── MATERIAL SHOWN ──

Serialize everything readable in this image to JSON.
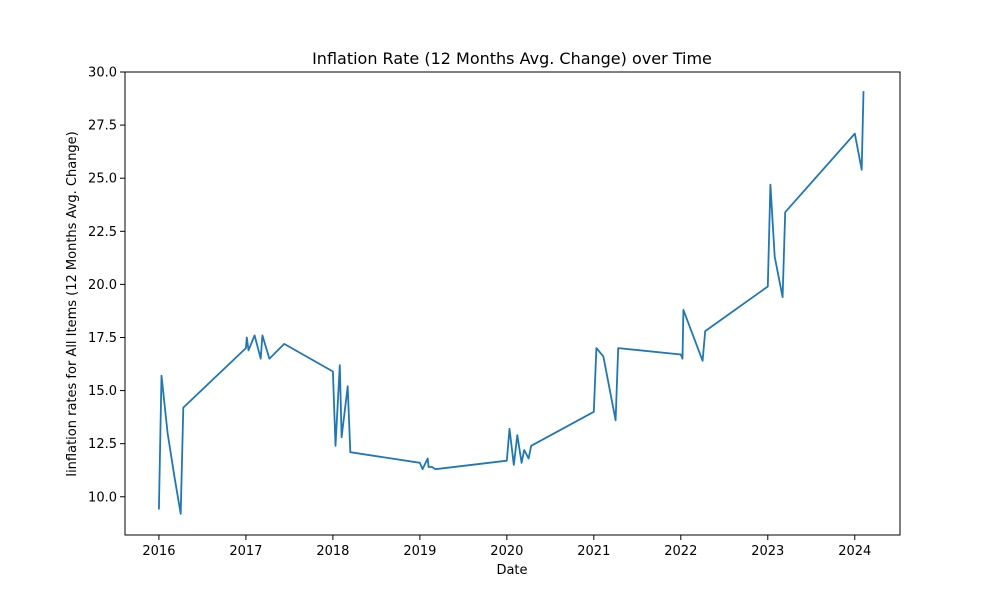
{
  "chart_data": {
    "type": "line",
    "title": "Inflation Rate (12 Months Avg. Change) over Time",
    "xlabel": "Date",
    "ylabel": "Iinflation rates for All Items (12 Months Avg. Change)",
    "xlim": [
      2015.61,
      2024.52
    ],
    "ylim": [
      8.2,
      30.0
    ],
    "xticks": [
      2016,
      2017,
      2018,
      2019,
      2020,
      2021,
      2022,
      2023,
      2024
    ],
    "xtick_labels": [
      "2016",
      "2017",
      "2018",
      "2019",
      "2020",
      "2021",
      "2022",
      "2023",
      "2024"
    ],
    "yticks": [
      10.0,
      12.5,
      15.0,
      17.5,
      20.0,
      22.5,
      25.0,
      27.5,
      30.0
    ],
    "ytick_labels": [
      "10.0",
      "12.5",
      "15.0",
      "17.5",
      "20.0",
      "22.5",
      "25.0",
      "27.5",
      "30.0"
    ],
    "grid": false,
    "series": [
      {
        "color": "#1f77b4",
        "x": [
          2016.0,
          2016.03,
          2016.1,
          2016.18,
          2016.25,
          2016.28,
          2017.0,
          2017.01,
          2017.03,
          2017.05,
          2017.1,
          2017.17,
          2017.19,
          2017.27,
          2017.44,
          2018.0,
          2018.03,
          2018.08,
          2018.1,
          2018.17,
          2018.2,
          2019.0,
          2019.03,
          2019.09,
          2019.1,
          2019.14,
          2019.18,
          2020.0,
          2020.03,
          2020.08,
          2020.12,
          2020.17,
          2020.2,
          2020.25,
          2020.28,
          2021.0,
          2021.03,
          2021.11,
          2021.25,
          2021.28,
          2022.0,
          2022.02,
          2022.03,
          2022.25,
          2022.28,
          2023.0,
          2023.03,
          2023.08,
          2023.17,
          2023.2,
          2024.0,
          2024.08,
          2024.1
        ],
        "y": [
          9.4,
          15.7,
          13.0,
          10.9,
          9.2,
          14.2,
          17.0,
          17.5,
          16.9,
          17.1,
          17.6,
          16.5,
          17.6,
          16.5,
          17.2,
          15.9,
          12.4,
          16.2,
          12.8,
          15.2,
          12.1,
          11.6,
          11.3,
          11.8,
          11.4,
          11.4,
          11.3,
          11.7,
          13.2,
          11.5,
          12.9,
          11.6,
          12.2,
          11.8,
          12.4,
          14.0,
          17.0,
          16.6,
          13.6,
          17.0,
          16.7,
          16.5,
          18.8,
          16.4,
          17.8,
          19.9,
          24.7,
          21.3,
          19.4,
          23.4,
          27.1,
          25.4,
          29.1
        ]
      }
    ]
  }
}
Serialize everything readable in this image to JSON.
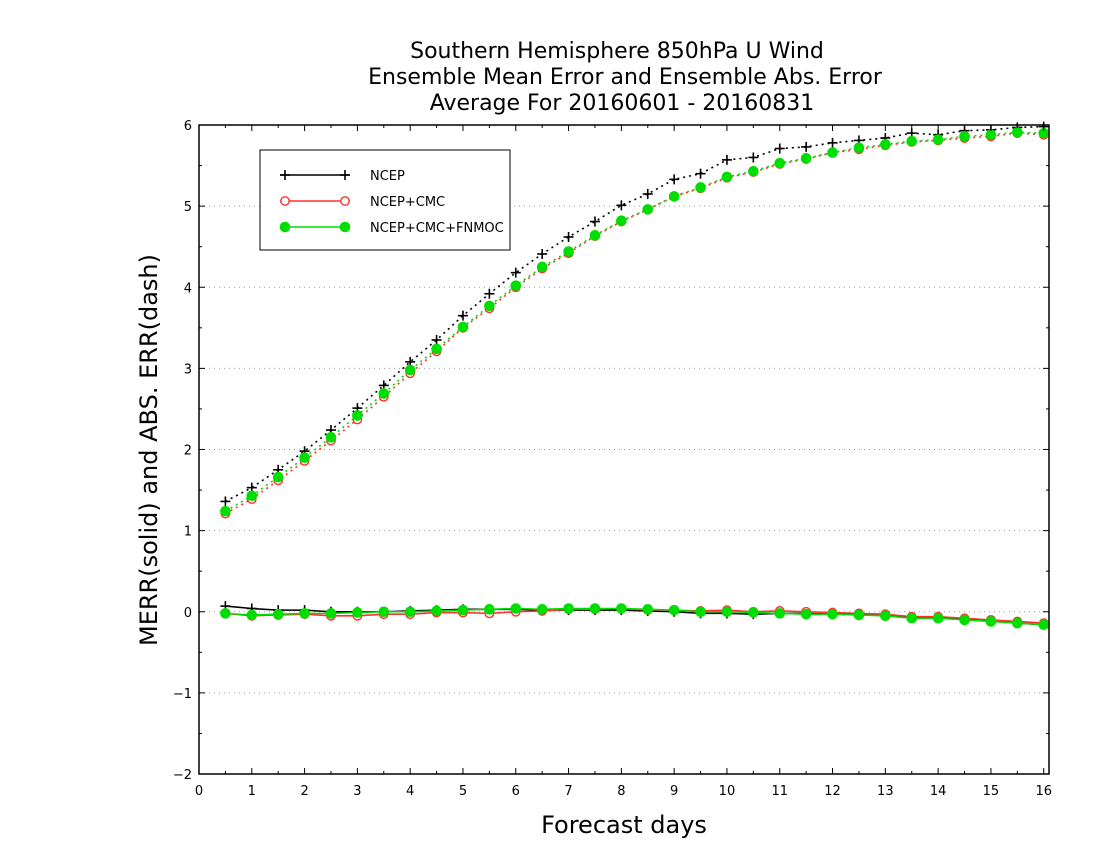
{
  "chart_data": {
    "type": "line",
    "title": [
      "Southern Hemisphere 850hPa U Wind",
      "Ensemble Mean Error and Ensemble Abs. Error",
      "Average For 20160601 - 20160831"
    ],
    "xlabel": "Forecast days",
    "ylabel": "MERR(solid) and ABS. ERR(dash)",
    "xlim": [
      0,
      16.1
    ],
    "ylim": [
      -2,
      6
    ],
    "xticks": [
      "0",
      "1",
      "2",
      "3",
      "4",
      "5",
      "6",
      "7",
      "8",
      "9",
      "10",
      "11",
      "12",
      "13",
      "14",
      "15",
      "16"
    ],
    "yticks": [
      "-2",
      "-1",
      "0",
      "1",
      "2",
      "3",
      "4",
      "5",
      "6"
    ],
    "grid": "horizontal-dotted",
    "legend_position": "top-left",
    "x": [
      0.5,
      1,
      1.5,
      2,
      2.5,
      3,
      3.5,
      4,
      4.5,
      5,
      5.5,
      6,
      6.5,
      7,
      7.5,
      8,
      8.5,
      9,
      9.5,
      10,
      10.5,
      11,
      11.5,
      12,
      12.5,
      13,
      13.5,
      14,
      14.5,
      15,
      15.5,
      16
    ],
    "series": [
      {
        "name": "NCEP",
        "color": "#000000",
        "marker": "plus",
        "merr": [
          0.07,
          0.04,
          0.02,
          0.02,
          0.0,
          0.0,
          0.0,
          0.01,
          0.02,
          0.03,
          0.03,
          0.03,
          0.02,
          0.02,
          0.02,
          0.02,
          0.01,
          0.0,
          -0.02,
          -0.02,
          -0.03,
          -0.02,
          -0.02,
          -0.03,
          -0.03,
          -0.05,
          -0.07,
          -0.07,
          -0.09,
          -0.11,
          -0.14,
          -0.16
        ],
        "abs_err": [
          1.36,
          1.53,
          1.75,
          1.98,
          2.24,
          2.51,
          2.79,
          3.08,
          3.35,
          3.65,
          3.92,
          4.18,
          4.41,
          4.62,
          4.81,
          5.01,
          5.15,
          5.33,
          5.4,
          5.57,
          5.6,
          5.71,
          5.73,
          5.78,
          5.81,
          5.84,
          5.9,
          5.88,
          5.93,
          5.94,
          5.97,
          5.98
        ]
      },
      {
        "name": "NCEP+CMC",
        "color": "#ff3030",
        "marker": "open-circle",
        "merr": [
          -0.02,
          -0.05,
          -0.04,
          -0.03,
          -0.05,
          -0.05,
          -0.03,
          -0.03,
          -0.01,
          -0.01,
          -0.02,
          0.0,
          0.01,
          0.03,
          0.03,
          0.04,
          0.02,
          0.02,
          0.01,
          0.02,
          0.0,
          0.01,
          0.0,
          -0.01,
          -0.02,
          -0.03,
          -0.06,
          -0.06,
          -0.08,
          -0.1,
          -0.12,
          -0.14
        ],
        "abs_err": [
          1.21,
          1.39,
          1.62,
          1.86,
          2.11,
          2.37,
          2.65,
          2.94,
          3.21,
          3.5,
          3.74,
          4.0,
          4.23,
          4.42,
          4.63,
          4.81,
          4.96,
          5.12,
          5.22,
          5.35,
          5.42,
          5.52,
          5.58,
          5.66,
          5.7,
          5.75,
          5.79,
          5.81,
          5.84,
          5.86,
          5.9,
          5.88
        ]
      },
      {
        "name": "NCEP+CMC+FNMOC",
        "color": "#00dd00",
        "marker": "filled-circle",
        "merr": [
          -0.02,
          -0.04,
          -0.03,
          -0.02,
          -0.02,
          -0.01,
          0.0,
          0.0,
          0.01,
          0.02,
          0.03,
          0.04,
          0.03,
          0.04,
          0.04,
          0.04,
          0.03,
          0.02,
          0.0,
          0.0,
          -0.01,
          -0.02,
          -0.03,
          -0.03,
          -0.04,
          -0.05,
          -0.08,
          -0.08,
          -0.1,
          -0.12,
          -0.14,
          -0.16
        ],
        "abs_err": [
          1.24,
          1.43,
          1.66,
          1.9,
          2.15,
          2.42,
          2.69,
          2.98,
          3.24,
          3.51,
          3.77,
          4.02,
          4.25,
          4.44,
          4.64,
          4.82,
          4.96,
          5.12,
          5.23,
          5.36,
          5.43,
          5.53,
          5.59,
          5.66,
          5.72,
          5.76,
          5.8,
          5.82,
          5.86,
          5.88,
          5.91,
          5.9
        ]
      }
    ]
  }
}
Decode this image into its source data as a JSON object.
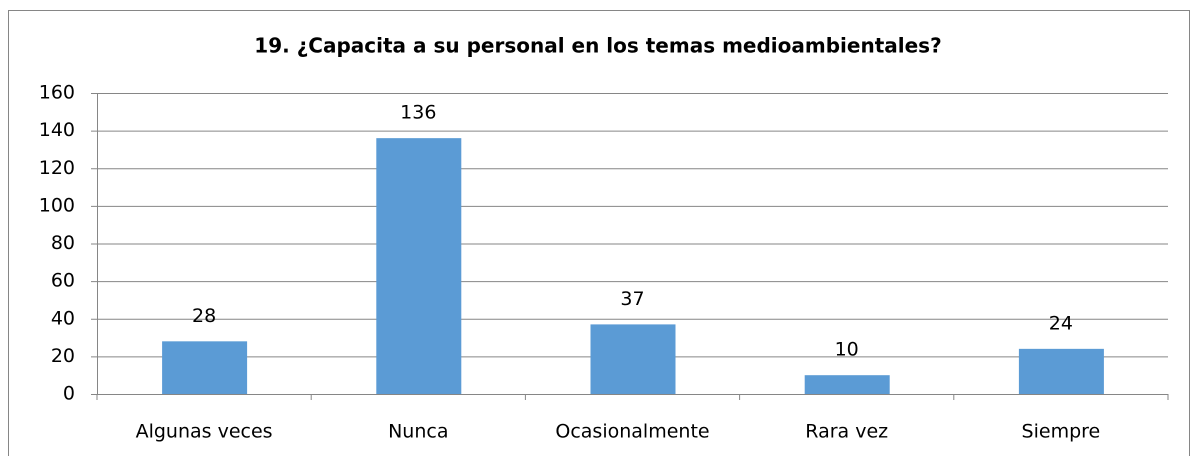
{
  "chart_data": {
    "type": "bar",
    "title": "19. ¿Capacita a su personal en los temas medioambientales?",
    "categories": [
      "Algunas veces",
      "Nunca",
      "Ocasionalmente",
      "Rara vez",
      "Siempre"
    ],
    "values": [
      28,
      136,
      37,
      10,
      24
    ],
    "color": "#5b9bd5",
    "ylim": [
      0,
      160
    ],
    "yticks": [
      0,
      20,
      40,
      60,
      80,
      100,
      120,
      140,
      160
    ],
    "grid": true
  }
}
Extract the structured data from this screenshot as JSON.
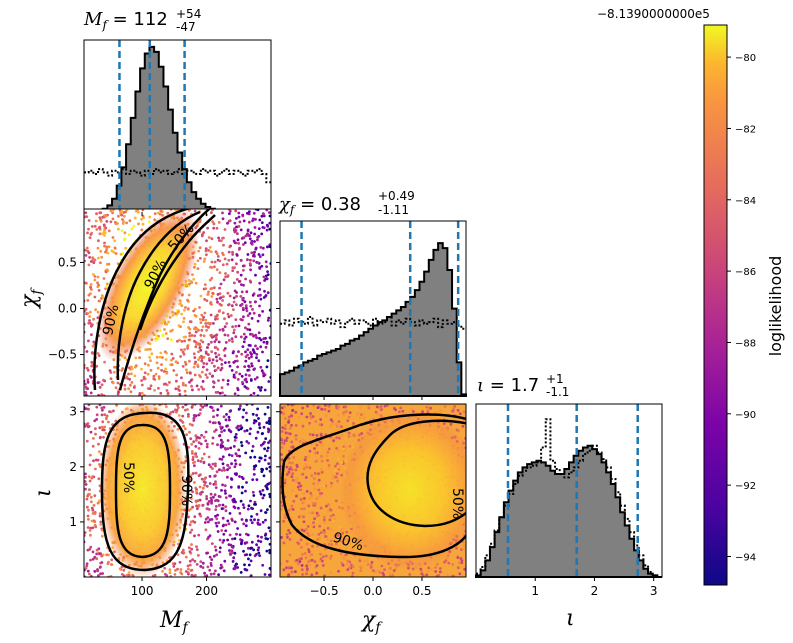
{
  "chart_data": {
    "type": "corner",
    "parameters": [
      {
        "key": "Mf",
        "label": "M_f",
        "title_value": "112",
        "title_up": "+54",
        "title_down": "-47",
        "range": [
          10,
          300
        ],
        "ticks": [
          100,
          200
        ],
        "tick_labels": [
          "100",
          "200"
        ],
        "quantiles": [
          65,
          112,
          166
        ]
      },
      {
        "key": "chif",
        "label": "χ_f",
        "title_value": "0.38",
        "title_up": "+0.49",
        "title_down": "-1.11",
        "range": [
          -0.95,
          0.95
        ],
        "ticks": [
          -0.5,
          0,
          0.5
        ],
        "tick_labels": [
          "−0.5",
          "0.0",
          "0.5"
        ],
        "quantiles": [
          -0.73,
          0.38,
          0.87
        ]
      },
      {
        "key": "iota",
        "label": "ι",
        "title_value": "1.7",
        "title_up": "+1",
        "title_down": "-1.1",
        "range": [
          0,
          3.14
        ],
        "ticks": [
          1,
          2,
          3
        ],
        "tick_labels": [
          "1",
          "2",
          "3"
        ],
        "quantiles": [
          0.54,
          1.7,
          2.73
        ]
      }
    ],
    "histograms": {
      "Mf": {
        "posterior": [
          0,
          0,
          0,
          0.01,
          0.02,
          0.04,
          0.08,
          0.16,
          0.27,
          0.41,
          0.57,
          0.73,
          0.87,
          0.96,
          1.0,
          0.97,
          0.88,
          0.76,
          0.62,
          0.48,
          0.36,
          0.26,
          0.18,
          0.12,
          0.08,
          0.05,
          0.03,
          0.02,
          0.01,
          0.01,
          0,
          0,
          0,
          0,
          0,
          0,
          0,
          0,
          0,
          0
        ],
        "prior": [
          0.24,
          0.25,
          0.23,
          0.26,
          0.24,
          0.22,
          0.25,
          0.24,
          0.26,
          0.23,
          0.25,
          0.24,
          0.22,
          0.25,
          0.23,
          0.26,
          0.24,
          0.25,
          0.23,
          0.24,
          0.26,
          0.22,
          0.25,
          0.24,
          0.23,
          0.26,
          0.24,
          0.25,
          0.22,
          0.24,
          0.26,
          0.23,
          0.25,
          0.24,
          0.22,
          0.25,
          0.24,
          0.26,
          0.23,
          0.18
        ]
      },
      "chif": {
        "posterior": [
          0.13,
          0.14,
          0.15,
          0.17,
          0.18,
          0.2,
          0.21,
          0.22,
          0.24,
          0.25,
          0.26,
          0.27,
          0.28,
          0.3,
          0.31,
          0.33,
          0.34,
          0.36,
          0.38,
          0.4,
          0.42,
          0.44,
          0.45,
          0.47,
          0.49,
          0.51,
          0.53,
          0.56,
          0.59,
          0.63,
          0.68,
          0.74,
          0.81,
          0.87,
          0.91,
          0.88,
          0.75,
          0.52,
          0.2,
          0.01
        ],
        "prior": [
          0.43,
          0.45,
          0.42,
          0.46,
          0.44,
          0.43,
          0.47,
          0.42,
          0.45,
          0.44,
          0.46,
          0.43,
          0.45,
          0.41,
          0.44,
          0.46,
          0.43,
          0.45,
          0.44,
          0.42,
          0.46,
          0.43,
          0.44,
          0.47,
          0.42,
          0.45,
          0.43,
          0.46,
          0.44,
          0.42,
          0.45,
          0.43,
          0.44,
          0.46,
          0.41,
          0.45,
          0.43,
          0.44,
          0.42,
          0.4
        ]
      },
      "iota": {
        "posterior": [
          0.01,
          0.04,
          0.1,
          0.18,
          0.27,
          0.36,
          0.45,
          0.52,
          0.58,
          0.63,
          0.66,
          0.68,
          0.69,
          0.7,
          0.69,
          0.67,
          0.64,
          0.62,
          0.62,
          0.65,
          0.69,
          0.73,
          0.76,
          0.78,
          0.79,
          0.77,
          0.74,
          0.69,
          0.63,
          0.56,
          0.48,
          0.39,
          0.31,
          0.23,
          0.16,
          0.1,
          0.05,
          0.02,
          0.01,
          0
        ],
        "prior": [
          0.02,
          0.06,
          0.13,
          0.2,
          0.28,
          0.36,
          0.43,
          0.5,
          0.56,
          0.61,
          0.64,
          0.66,
          0.67,
          0.69,
          0.78,
          0.95,
          0.7,
          0.65,
          0.62,
          0.6,
          0.63,
          0.66,
          0.7,
          0.74,
          0.76,
          0.79,
          0.75,
          0.71,
          0.66,
          0.59,
          0.51,
          0.43,
          0.35,
          0.27,
          0.19,
          0.13,
          0.07,
          0.03,
          0.01,
          0
        ]
      }
    },
    "contour_labels": {
      "mf_chif": [
        "50%",
        "90%",
        "90%"
      ],
      "mf_iota": [
        "50%",
        "90%"
      ],
      "chif_iota": [
        "90%",
        "50%"
      ]
    },
    "colorbar": {
      "label": "loglikelihood",
      "offset_text": "−8.1390000000e5",
      "range": [
        -94.8,
        -79.1
      ],
      "ticks": [
        -94,
        -92,
        -90,
        -88,
        -86,
        -84,
        -82,
        -80
      ],
      "tick_labels": [
        "−94",
        "−92",
        "−90",
        "−88",
        "−86",
        "−84",
        "−82",
        "−80"
      ],
      "colormap": "plasma"
    },
    "colors": {
      "posterior_fill": "#808080",
      "quantile_line": "#1f77b4",
      "contour": "#000000"
    }
  }
}
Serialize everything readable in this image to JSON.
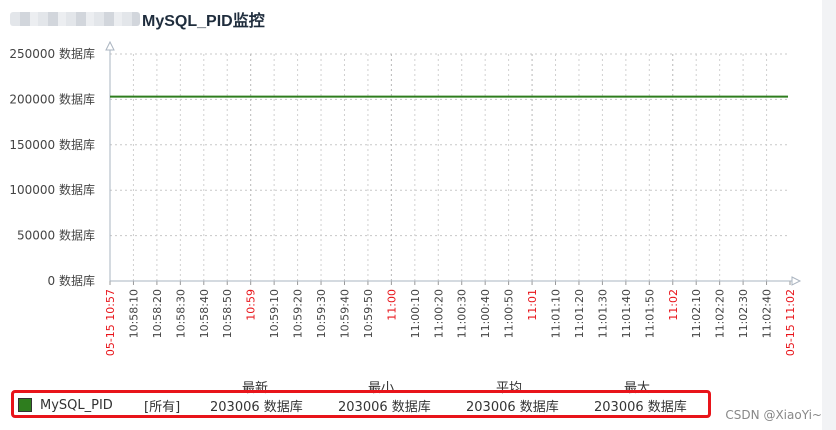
{
  "title": "MySQL_PID监控",
  "legend": {
    "name": "MySQL_PID",
    "scope": "[所有]",
    "color": "#2e7d1e",
    "stat_headers": [
      "最新",
      "最小",
      "平均",
      "最大"
    ],
    "stat_values": [
      "203006 数据库",
      "203006 数据库",
      "203006 数据库",
      "203006 数据库"
    ]
  },
  "watermark": "CSDN @XiaoYi~",
  "chart_data": {
    "type": "line",
    "y_tick_labels": [
      "0 数据库",
      "50000 数据库",
      "100000 数据库",
      "150000 数据库",
      "200000 数据库",
      "250000 数据库"
    ],
    "ylim": [
      0,
      250000
    ],
    "x_tick_labels": [
      {
        "label": "05-15 10:57",
        "highlight": true
      },
      {
        "label": "10:58:10",
        "highlight": false
      },
      {
        "label": "10:58:20",
        "highlight": false
      },
      {
        "label": "10:58:30",
        "highlight": false
      },
      {
        "label": "10:58:40",
        "highlight": false
      },
      {
        "label": "10:58:50",
        "highlight": false
      },
      {
        "label": "10:59",
        "highlight": true
      },
      {
        "label": "10:59:10",
        "highlight": false
      },
      {
        "label": "10:59:20",
        "highlight": false
      },
      {
        "label": "10:59:30",
        "highlight": false
      },
      {
        "label": "10:59:40",
        "highlight": false
      },
      {
        "label": "10:59:50",
        "highlight": false
      },
      {
        "label": "11:00",
        "highlight": true
      },
      {
        "label": "11:00:10",
        "highlight": false
      },
      {
        "label": "11:00:20",
        "highlight": false
      },
      {
        "label": "11:00:30",
        "highlight": false
      },
      {
        "label": "11:00:40",
        "highlight": false
      },
      {
        "label": "11:00:50",
        "highlight": false
      },
      {
        "label": "11:01",
        "highlight": true
      },
      {
        "label": "11:01:10",
        "highlight": false
      },
      {
        "label": "11:01:20",
        "highlight": false
      },
      {
        "label": "11:01:30",
        "highlight": false
      },
      {
        "label": "11:01:40",
        "highlight": false
      },
      {
        "label": "11:01:50",
        "highlight": false
      },
      {
        "label": "11:02",
        "highlight": true
      },
      {
        "label": "11:02:10",
        "highlight": false
      },
      {
        "label": "11:02:20",
        "highlight": false
      },
      {
        "label": "11:02:30",
        "highlight": false
      },
      {
        "label": "11:02:40",
        "highlight": false
      },
      {
        "label": "05-15 11:02",
        "highlight": true
      }
    ],
    "series": [
      {
        "name": "MySQL_PID",
        "color": "#2e7d1e",
        "values": [
          203006,
          203006
        ]
      }
    ],
    "grid": true,
    "legend_position": "bottom",
    "highlight_color": "#e8141a"
  }
}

───

WRITTEN INSTRUCTION: Pull out all lines from the entries above in which the word "marker" appears.

CORRECT RESPONSE:
        "marker": "plus",
        "marker": "open-circle",
        "marker": "filled-circle",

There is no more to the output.